**STATED GOAL:** List the rows from the line with "data-point <box>1055 119 1069 134</box>" up to and including the line with "data-point <box>601 98 616 116</box>" as a numbered list, leaving out blank lines.
--- Start of MATERIAL FOR THIS EXERCISE ---
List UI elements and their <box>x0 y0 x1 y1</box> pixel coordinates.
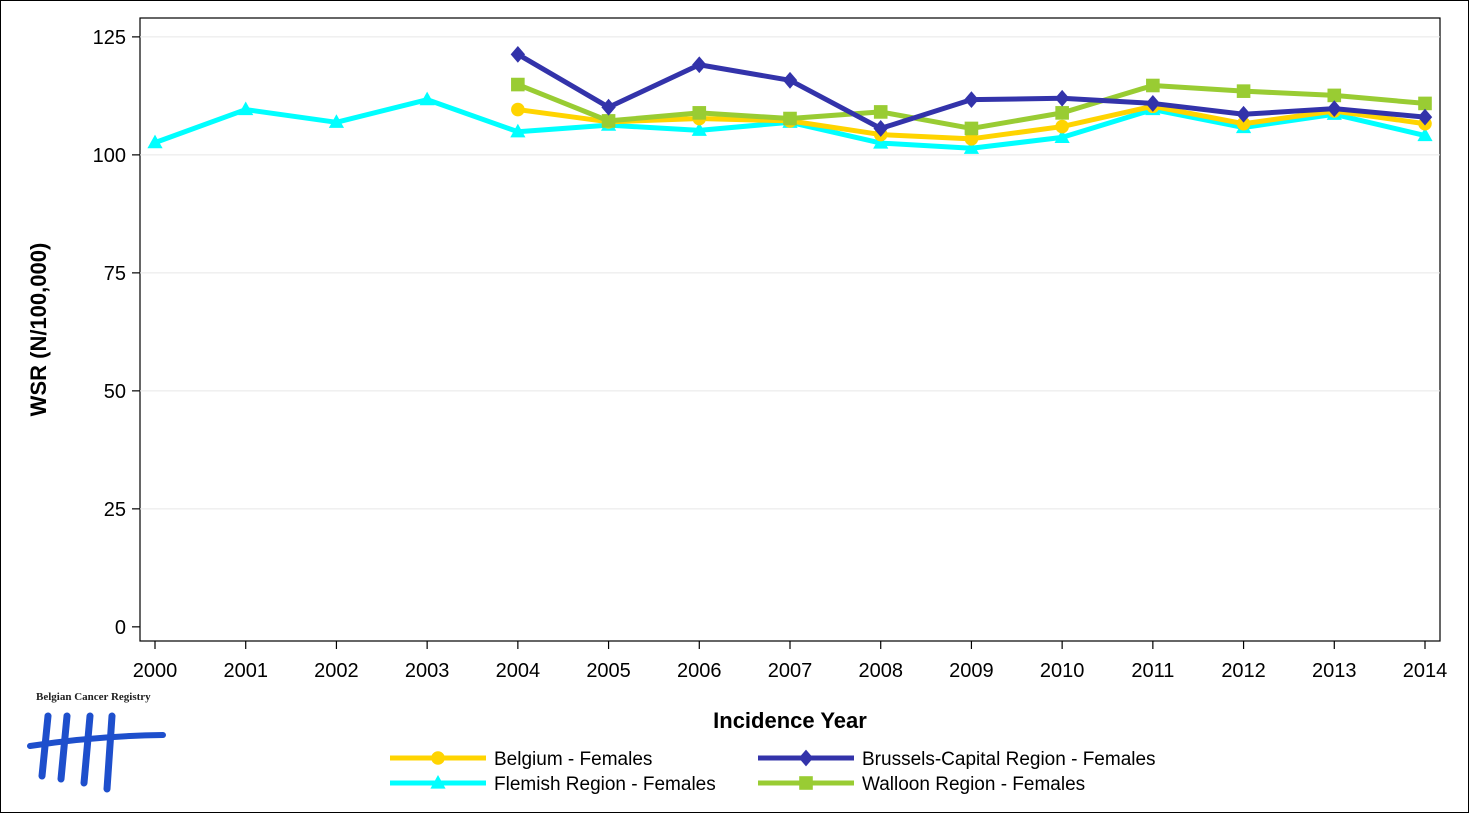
data-point <box>1055 119 1069 134</box>
legend-marker <box>798 749 814 767</box>
x-tick-label: 2009 <box>949 660 994 682</box>
x-tick-label: 2002 <box>314 660 359 682</box>
data-point <box>510 123 526 138</box>
y-axis-title: WSR (N/100,000) <box>26 243 51 417</box>
tally-stroke <box>80 712 94 787</box>
data-point <box>964 91 979 109</box>
data-point <box>238 101 254 116</box>
x-tick-label: 2005 <box>586 660 631 682</box>
y-tick-label: 125 <box>93 27 126 49</box>
x-tick-label: 2006 <box>677 660 722 682</box>
data-point <box>1418 96 1432 111</box>
data-point <box>1236 84 1251 98</box>
data-point <box>1327 100 1342 118</box>
x-tick-label: 2013 <box>1312 660 1357 682</box>
legend-label: Walloon Region - Females <box>862 774 1085 795</box>
legend-item: Flemish Region - Females <box>390 774 716 795</box>
x-axis-title: Incidence Year <box>713 708 867 733</box>
legend: Belgium - Females Brussels-Capital Region… <box>390 749 1156 795</box>
y-tick-label: 0 <box>115 617 126 639</box>
data-point <box>873 135 889 149</box>
x-tick-label: 2003 <box>405 660 450 682</box>
data-point <box>964 121 979 136</box>
data-point <box>1236 116 1251 131</box>
logo-text: Belgian Cancer Registry <box>36 691 151 703</box>
data-point <box>964 132 979 146</box>
legend-label: Flemish Region - Females <box>494 774 716 795</box>
y-axis: 0 25 50 75 100 125 <box>93 27 140 639</box>
x-tick-label: 2004 <box>496 660 541 682</box>
x-tick-label: 2014 <box>1403 660 1448 682</box>
y-tick-label: 50 <box>104 381 126 403</box>
data-point <box>691 122 707 136</box>
data-point <box>601 98 616 116</box>
legend-marker <box>799 776 813 790</box>
y-tick-label: 100 <box>93 145 126 167</box>
tally-marks-icon <box>27 712 166 793</box>
tally-stroke <box>57 712 71 783</box>
data-point <box>1417 108 1433 126</box>
data-point <box>328 114 345 128</box>
series-lines <box>147 45 1433 154</box>
data-point <box>1146 78 1160 93</box>
data-point <box>147 134 163 149</box>
data-point <box>692 56 707 74</box>
x-tick-label: 2008 <box>858 660 903 682</box>
data-point <box>511 77 525 92</box>
data-point <box>601 114 616 128</box>
legend-item: Belgium - Females <box>390 749 652 770</box>
x-tick-label: 2011 <box>1131 660 1174 682</box>
data-point <box>783 111 797 126</box>
legend-item: Walloon Region - Females <box>758 774 1085 795</box>
y-tick-label: 25 <box>104 499 126 521</box>
series-brussels-capital-region-females <box>510 45 1433 137</box>
y-tick-label: 75 <box>104 263 126 285</box>
data-point <box>511 102 525 117</box>
tally-stroke <box>103 712 116 793</box>
data-point <box>1236 105 1251 123</box>
legend-item: Brussels-Capital Region - Females <box>758 749 1156 770</box>
data-point <box>692 106 707 120</box>
x-tick-label: 2000 <box>133 660 178 682</box>
legend-label: Brussels-Capital Region - Females <box>862 749 1156 770</box>
data-point <box>1055 106 1069 120</box>
legend-marker <box>431 751 445 765</box>
data-point <box>419 91 435 106</box>
data-point <box>963 140 980 154</box>
data-point <box>1417 127 1433 142</box>
x-tick-label: 2012 <box>1221 660 1266 682</box>
x-axis: 2000 2001 2002 2003 2004 2005 2006 2007 2008 2009… <box>133 641 1448 682</box>
tally-cross-stroke <box>27 732 166 749</box>
belgian-cancer-registry-logo: Belgian Cancer Registry <box>27 691 166 793</box>
data-point <box>873 105 888 119</box>
data-point <box>510 45 526 63</box>
x-tick-label: 2010 <box>1040 660 1085 682</box>
legend-label: Belgium - Females <box>494 749 652 770</box>
data-point <box>782 71 798 89</box>
legend-marker <box>430 775 446 789</box>
data-point <box>1054 89 1070 107</box>
data-point <box>1054 129 1070 144</box>
data-point <box>1145 95 1161 112</box>
series-walloon-region-females <box>511 77 1432 136</box>
data-point <box>873 120 888 137</box>
data-point <box>1327 88 1342 103</box>
x-tick-label: 2001 <box>223 660 268 682</box>
x-tick-label: 2007 <box>768 660 813 682</box>
gridlines <box>140 36 1440 510</box>
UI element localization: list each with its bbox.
--- End of MATERIAL FOR THIS EXERCISE ---
**ANSWER:**
1. data-point <box>1055 119 1069 134</box>
2. legend-marker <box>798 749 814 767</box>
3. x-tick-label: 2009 <box>949 660 994 682</box>
4. x-tick-label: 2002 <box>314 660 359 682</box>
5. data-point <box>510 123 526 138</box>
6. y-axis-title: WSR (N/100,000) <box>26 243 51 417</box>
7. tally-stroke <box>80 712 94 787</box>
8. data-point <box>964 91 979 109</box>
9. data-point <box>238 101 254 116</box>
10. x-tick-label: 2005 <box>586 660 631 682</box>
11. y-tick-label: 125 <box>93 27 126 49</box>
12. x-tick-label: 2006 <box>677 660 722 682</box>
13. data-point <box>1418 96 1432 111</box>
14. data-point <box>1236 84 1251 98</box>
15. data-point <box>1327 100 1342 118</box>
16. x-tick-label: 2013 <box>1312 660 1357 682</box>
17. legend-label: Walloon Region - Females <box>862 774 1085 795</box>
18. legend-item: Flemish Region - Females <box>390 774 716 795</box>
19. x-axis-title: Incidence Year <box>713 708 867 733</box>
20. legend: Belgium - Females Brussels-Capital Region… <box>390 749 1156 795</box>
21. y-tick-label: 0 <box>115 617 126 639</box>
22. data-point <box>873 135 889 149</box>
23. x-tick-label: 2003 <box>405 660 450 682</box>
24. data-point <box>964 121 979 136</box>
25. data-point <box>1236 116 1251 131</box>
26. logo-text: Belgian Cancer Registry <box>36 691 151 703</box>
27. data-point <box>964 132 979 146</box>
28. legend-label: Flemish Region - Females <box>494 774 716 795</box>
29. y-axis: 0 25 50 75 100 125 <box>93 27 140 639</box>
30. x-tick-label: 2004 <box>496 660 541 682</box>
31. x-tick-label: 2014 <box>1403 660 1448 682</box>
32. y-tick-label: 50 <box>104 381 126 403</box>
33. data-point <box>691 122 707 136</box>
34. data-point <box>601 98 616 116</box>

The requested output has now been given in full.